Write every record out again exactly as given.

>>>>>

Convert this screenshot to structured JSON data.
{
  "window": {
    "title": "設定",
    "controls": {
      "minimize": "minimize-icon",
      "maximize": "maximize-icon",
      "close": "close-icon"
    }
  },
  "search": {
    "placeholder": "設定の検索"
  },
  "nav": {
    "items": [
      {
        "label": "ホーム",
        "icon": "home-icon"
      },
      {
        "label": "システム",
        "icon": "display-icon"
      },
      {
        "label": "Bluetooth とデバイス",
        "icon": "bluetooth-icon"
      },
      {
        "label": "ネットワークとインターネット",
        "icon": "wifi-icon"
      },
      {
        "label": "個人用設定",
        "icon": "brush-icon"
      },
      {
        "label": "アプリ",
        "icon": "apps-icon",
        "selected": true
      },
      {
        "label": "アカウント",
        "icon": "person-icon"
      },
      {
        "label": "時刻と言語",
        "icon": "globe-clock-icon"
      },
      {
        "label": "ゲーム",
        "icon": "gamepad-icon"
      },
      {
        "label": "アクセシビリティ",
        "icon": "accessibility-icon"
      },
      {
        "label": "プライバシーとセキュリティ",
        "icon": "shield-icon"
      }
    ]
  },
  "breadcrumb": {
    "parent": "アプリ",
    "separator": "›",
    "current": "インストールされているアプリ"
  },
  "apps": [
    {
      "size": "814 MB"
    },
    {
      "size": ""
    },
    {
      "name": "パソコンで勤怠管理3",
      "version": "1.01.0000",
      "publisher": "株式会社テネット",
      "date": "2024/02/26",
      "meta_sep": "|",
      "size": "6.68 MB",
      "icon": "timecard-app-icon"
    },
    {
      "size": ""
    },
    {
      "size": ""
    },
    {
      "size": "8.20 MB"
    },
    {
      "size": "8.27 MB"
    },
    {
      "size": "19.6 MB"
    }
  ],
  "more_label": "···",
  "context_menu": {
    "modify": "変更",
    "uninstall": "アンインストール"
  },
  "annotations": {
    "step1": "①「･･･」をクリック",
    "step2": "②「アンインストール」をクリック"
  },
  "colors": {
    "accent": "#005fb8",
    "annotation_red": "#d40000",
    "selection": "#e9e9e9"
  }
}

<<<<<

- Reply to the exercise -
Convert this screenshot to structured JSON data.
{
  "window": {
    "title": "設定",
    "controls": {
      "minimize": "minimize-icon",
      "maximize": "maximize-icon",
      "close": "close-icon"
    }
  },
  "search": {
    "placeholder": "設定の検索"
  },
  "nav": {
    "items": [
      {
        "label": "ホーム",
        "icon": "home-icon"
      },
      {
        "label": "システム",
        "icon": "display-icon"
      },
      {
        "label": "Bluetooth とデバイス",
        "icon": "bluetooth-icon"
      },
      {
        "label": "ネットワークとインターネット",
        "icon": "wifi-icon"
      },
      {
        "label": "個人用設定",
        "icon": "brush-icon"
      },
      {
        "label": "アプリ",
        "icon": "apps-icon",
        "selected": true
      },
      {
        "label": "アカウント",
        "icon": "person-icon"
      },
      {
        "label": "時刻と言語",
        "icon": "globe-clock-icon"
      },
      {
        "label": "ゲーム",
        "icon": "gamepad-icon"
      },
      {
        "label": "アクセシビリティ",
        "icon": "accessibility-icon"
      },
      {
        "label": "プライバシーとセキュリティ",
        "icon": "shield-icon"
      }
    ]
  },
  "breadcrumb": {
    "parent": "アプリ",
    "separator": "›",
    "current": "インストールされているアプリ"
  },
  "apps": [
    {
      "size": "814 MB"
    },
    {
      "size": ""
    },
    {
      "name": "パソコンで勤怠管理3",
      "version": "1.01.0000",
      "publisher": "株式会社テネット",
      "date": "2024/02/26",
      "meta_sep": "|",
      "size": "6.68 MB",
      "icon": "timecard-app-icon"
    },
    {
      "size": ""
    },
    {
      "size": ""
    },
    {
      "size": "8.20 MB"
    },
    {
      "size": "8.27 MB"
    },
    {
      "size": "19.6 MB"
    }
  ],
  "more_label": "···",
  "context_menu": {
    "modify": "変更",
    "uninstall": "アンインストール"
  },
  "annotations": {
    "step1": "①「･･･」をクリック",
    "step2": "②「アンインストール」をクリック"
  },
  "colors": {
    "accent": "#005fb8",
    "annotation_red": "#d40000",
    "selection": "#e9e9e9"
  }
}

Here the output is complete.